Reproduce the material exactly, omitting nothing.

#### RAW DATA

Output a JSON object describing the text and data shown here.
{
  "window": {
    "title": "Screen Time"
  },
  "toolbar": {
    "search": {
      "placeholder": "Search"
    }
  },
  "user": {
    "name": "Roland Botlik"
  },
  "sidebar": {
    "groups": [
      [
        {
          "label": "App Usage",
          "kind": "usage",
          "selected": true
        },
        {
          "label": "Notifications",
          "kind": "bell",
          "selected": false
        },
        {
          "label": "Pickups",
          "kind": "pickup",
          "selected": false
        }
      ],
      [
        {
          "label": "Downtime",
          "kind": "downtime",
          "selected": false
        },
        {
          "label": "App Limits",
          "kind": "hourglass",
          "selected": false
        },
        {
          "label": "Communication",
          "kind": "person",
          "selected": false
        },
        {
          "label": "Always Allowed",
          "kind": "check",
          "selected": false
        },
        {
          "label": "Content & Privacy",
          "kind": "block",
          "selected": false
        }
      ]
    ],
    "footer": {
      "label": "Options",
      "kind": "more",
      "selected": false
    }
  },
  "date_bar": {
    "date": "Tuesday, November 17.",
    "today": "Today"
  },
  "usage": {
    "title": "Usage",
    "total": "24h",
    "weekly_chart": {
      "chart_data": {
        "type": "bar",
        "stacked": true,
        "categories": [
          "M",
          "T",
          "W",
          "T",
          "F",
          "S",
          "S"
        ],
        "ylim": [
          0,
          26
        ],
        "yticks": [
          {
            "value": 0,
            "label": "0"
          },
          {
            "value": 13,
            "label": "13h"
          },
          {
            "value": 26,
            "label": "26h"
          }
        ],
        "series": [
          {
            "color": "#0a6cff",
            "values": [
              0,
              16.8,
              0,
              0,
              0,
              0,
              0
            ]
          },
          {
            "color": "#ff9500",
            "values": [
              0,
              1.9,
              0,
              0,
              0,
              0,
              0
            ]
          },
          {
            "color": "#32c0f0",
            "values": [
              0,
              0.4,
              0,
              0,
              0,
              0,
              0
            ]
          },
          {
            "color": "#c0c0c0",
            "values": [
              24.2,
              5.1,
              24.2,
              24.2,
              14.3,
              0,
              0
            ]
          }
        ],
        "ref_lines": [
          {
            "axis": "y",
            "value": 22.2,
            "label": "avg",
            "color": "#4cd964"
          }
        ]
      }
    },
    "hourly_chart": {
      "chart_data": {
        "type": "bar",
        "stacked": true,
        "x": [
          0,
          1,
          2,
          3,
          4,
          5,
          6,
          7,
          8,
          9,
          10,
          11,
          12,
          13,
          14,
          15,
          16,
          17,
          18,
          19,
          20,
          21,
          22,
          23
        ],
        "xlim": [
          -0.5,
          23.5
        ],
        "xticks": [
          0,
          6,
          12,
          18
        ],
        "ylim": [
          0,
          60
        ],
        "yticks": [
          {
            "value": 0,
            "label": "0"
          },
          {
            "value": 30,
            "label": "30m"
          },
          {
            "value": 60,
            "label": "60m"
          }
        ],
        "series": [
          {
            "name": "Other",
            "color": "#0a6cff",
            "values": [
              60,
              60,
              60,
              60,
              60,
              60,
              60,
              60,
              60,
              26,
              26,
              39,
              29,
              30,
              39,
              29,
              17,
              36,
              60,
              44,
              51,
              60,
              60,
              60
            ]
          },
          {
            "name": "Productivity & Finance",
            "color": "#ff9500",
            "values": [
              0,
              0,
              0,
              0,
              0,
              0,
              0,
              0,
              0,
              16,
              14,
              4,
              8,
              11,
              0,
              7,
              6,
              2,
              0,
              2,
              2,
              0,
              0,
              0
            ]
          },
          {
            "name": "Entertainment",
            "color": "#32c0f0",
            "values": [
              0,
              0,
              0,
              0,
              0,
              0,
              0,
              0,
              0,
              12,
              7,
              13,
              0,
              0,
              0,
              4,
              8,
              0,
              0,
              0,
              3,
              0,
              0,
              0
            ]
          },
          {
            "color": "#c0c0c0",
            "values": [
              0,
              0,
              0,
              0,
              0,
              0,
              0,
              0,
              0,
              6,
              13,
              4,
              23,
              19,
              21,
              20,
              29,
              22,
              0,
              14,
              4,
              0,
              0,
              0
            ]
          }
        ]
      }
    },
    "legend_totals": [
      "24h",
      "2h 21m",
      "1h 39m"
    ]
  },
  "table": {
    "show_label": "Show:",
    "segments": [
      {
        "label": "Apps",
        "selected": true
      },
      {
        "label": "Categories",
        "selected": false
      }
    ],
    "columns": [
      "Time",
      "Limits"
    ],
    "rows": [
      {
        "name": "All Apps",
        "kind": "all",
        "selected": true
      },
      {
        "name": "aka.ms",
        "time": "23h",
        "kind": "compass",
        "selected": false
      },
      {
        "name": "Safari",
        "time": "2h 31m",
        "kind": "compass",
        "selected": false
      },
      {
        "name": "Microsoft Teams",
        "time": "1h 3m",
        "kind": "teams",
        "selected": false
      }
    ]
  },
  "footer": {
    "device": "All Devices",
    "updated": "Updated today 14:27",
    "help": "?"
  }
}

########

PROBLEM SOLUTION
Output a JSON object describing the text and data shown here.
{
  "window": {
    "title": "Screen Time"
  },
  "toolbar": {
    "search": {
      "placeholder": "Search"
    }
  },
  "user": {
    "name": "Roland Botlik"
  },
  "sidebar": {
    "groups": [
      [
        {
          "label": "App Usage",
          "kind": "usage",
          "selected": true
        },
        {
          "label": "Notifications",
          "kind": "bell",
          "selected": false
        },
        {
          "label": "Pickups",
          "kind": "pickup",
          "selected": false
        }
      ],
      [
        {
          "label": "Downtime",
          "kind": "downtime",
          "selected": false
        },
        {
          "label": "App Limits",
          "kind": "hourglass",
          "selected": false
        },
        {
          "label": "Communication",
          "kind": "person",
          "selected": false
        },
        {
          "label": "Always Allowed",
          "kind": "check",
          "selected": false
        },
        {
          "label": "Content & Privacy",
          "kind": "block",
          "selected": false
        }
      ]
    ],
    "footer": {
      "label": "Options",
      "kind": "more",
      "selected": false
    }
  },
  "date_bar": {
    "date": "Tuesday, November 17.",
    "today": "Today"
  },
  "usage": {
    "title": "Usage",
    "total": "24h",
    "weekly_chart": {
      "chart_data": {
        "type": "bar",
        "stacked": true,
        "categories": [
          "M",
          "T",
          "W",
          "T",
          "F",
          "S",
          "S"
        ],
        "ylim": [
          0,
          26
        ],
        "yticks": [
          {
            "value": 0,
            "label": "0"
          },
          {
            "value": 13,
            "label": "13h"
          },
          {
            "value": 26,
            "label": "26h"
          }
        ],
        "series": [
          {
            "color": "#0a6cff",
            "values": [
              0,
              16.8,
              0,
              0,
              0,
              0,
              0
            ]
          },
          {
            "color": "#ff9500",
            "values": [
              0,
              1.9,
              0,
              0,
              0,
              0,
              0
            ]
          },
          {
            "color": "#32c0f0",
            "values": [
              0,
              0.4,
              0,
              0,
              0,
              0,
              0
            ]
          },
          {
            "color": "#c0c0c0",
            "values": [
              24.2,
              5.1,
              24.2,
              24.2,
              14.3,
              0,
              0
            ]
          }
        ],
        "ref_lines": [
          {
            "axis": "y",
            "value": 22.2,
            "label": "avg",
            "color": "#4cd964"
          }
        ]
      }
    },
    "hourly_chart": {
      "chart_data": {
        "type": "bar",
        "stacked": true,
        "x": [
          0,
          1,
          2,
          3,
          4,
          5,
          6,
          7,
          8,
          9,
          10,
          11,
          12,
          13,
          14,
          15,
          16,
          17,
          18,
          19,
          20,
          21,
          22,
          23
        ],
        "xlim": [
          -0.5,
          23.5
        ],
        "xticks": [
          0,
          6,
          12,
          18
        ],
        "ylim": [
          0,
          60
        ],
        "yticks": [
          {
            "value": 0,
            "label": "0"
          },
          {
            "value": 30,
            "label": "30m"
          },
          {
            "value": 60,
            "label": "60m"
          }
        ],
        "series": [
          {
            "name": "Other",
            "color": "#0a6cff",
            "values": [
              60,
              60,
              60,
              60,
              60,
              60,
              60,
              60,
              60,
              26,
              26,
              39,
              29,
              30,
              39,
              29,
              17,
              36,
              60,
              44,
              51,
              60,
              60,
              60
            ]
          },
          {
            "name": "Productivity & Finance",
            "color": "#ff9500",
            "values": [
              0,
              0,
              0,
              0,
              0,
              0,
              0,
              0,
              0,
              16,
              14,
              4,
              8,
              11,
              0,
              7,
              6,
              2,
              0,
              2,
              2,
              0,
              0,
              0
            ]
          },
          {
            "name": "Entertainment",
            "color": "#32c0f0",
            "values": [
              0,
              0,
              0,
              0,
              0,
              0,
              0,
              0,
              0,
              12,
              7,
              13,
              0,
              0,
              0,
              4,
              8,
              0,
              0,
              0,
              3,
              0,
              0,
              0
            ]
          },
          {
            "color": "#c0c0c0",
            "values": [
              0,
              0,
              0,
              0,
              0,
              0,
              0,
              0,
              0,
              6,
              13,
              4,
              23,
              19,
              21,
              20,
              29,
              22,
              0,
              14,
              4,
              0,
              0,
              0
            ]
          }
        ]
      }
    },
    "legend_totals": [
      "24h",
      "2h 21m",
      "1h 39m"
    ]
  },
  "table": {
    "show_label": "Show:",
    "segments": [
      {
        "label": "Apps",
        "selected": true
      },
      {
        "label": "Categories",
        "selected": false
      }
    ],
    "columns": [
      "Time",
      "Limits"
    ],
    "rows": [
      {
        "name": "All Apps",
        "kind": "all",
        "selected": true
      },
      {
        "name": "aka.ms",
        "time": "23h",
        "kind": "compass",
        "selected": false
      },
      {
        "name": "Safari",
        "time": "2h 31m",
        "kind": "compass",
        "selected": false
      },
      {
        "name": "Microsoft Teams",
        "time": "1h 3m",
        "kind": "teams",
        "selected": false
      }
    ]
  },
  "footer": {
    "device": "All Devices",
    "updated": "Updated today 14:27",
    "help": "?"
  }
}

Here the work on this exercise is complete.